> _Aim_:
Gather all lines in the entries that include the word "SuperPaxxs".
--
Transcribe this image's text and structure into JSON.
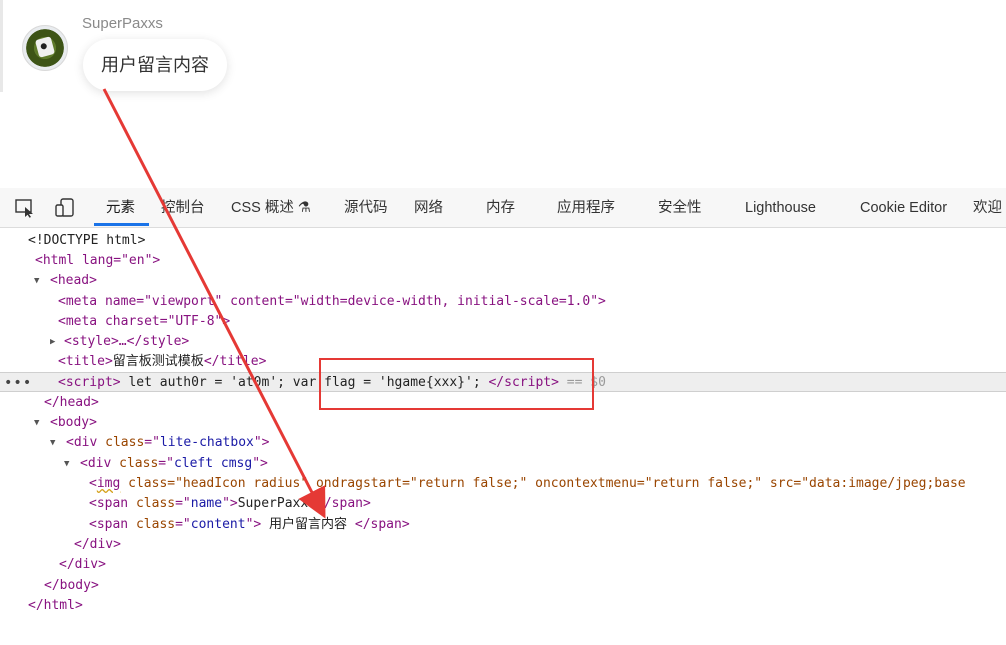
{
  "chat": {
    "username": "SuperPaxxs",
    "message": "用户留言内容"
  },
  "devtools": {
    "tabs": [
      "元素",
      "控制台",
      "CSS 概述 ⚗",
      "源代码",
      "网络",
      "内存",
      "应用程序",
      "安全性",
      "Lighthouse",
      "Cookie Editor",
      "欢迎"
    ],
    "active_tab": "元素",
    "icons": [
      "inspect-element-icon",
      "device-toolbar-icon"
    ],
    "dom": {
      "doctype": "<!DOCTYPE html>",
      "html_open": "<html lang=\"en\">",
      "head_open": "<head>",
      "meta_viewport": "<meta name=\"viewport\" content=\"width=device-width, initial-scale=1.0\">",
      "meta_charset": "<meta charset=\"UTF-8\">",
      "style": "<style>…</style>",
      "title_text": "留言板测试模板",
      "script_content": " let auth0r = 'at0m'; var flag = 'hgame{xxx}'; ",
      "selected_marker": "== $0",
      "head_close": "</head>",
      "body_open": "<body>",
      "div_chatbox_class": "lite-chatbox",
      "div_cleft_class": "cleft cmsg",
      "img_attrs": "class=\"headIcon radius\" ondragstart=\"return false;\" oncontextmenu=\"return false;\" src=\"data:image/jpeg;base",
      "span_name_class": "name",
      "span_name_text": "SuperPaxxs",
      "span_content_class": "content",
      "span_content_text": " 用户留言内容 ",
      "div_close": "</div>",
      "body_close": "</body>",
      "html_close": "</html>"
    }
  },
  "annotation": {
    "box_color": "#e53935",
    "arrow_color": "#e53935"
  }
}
--
> _Answer to the exercise_:
    "username": "SuperPaxxs",
      "span_name_text": "SuperPaxxs",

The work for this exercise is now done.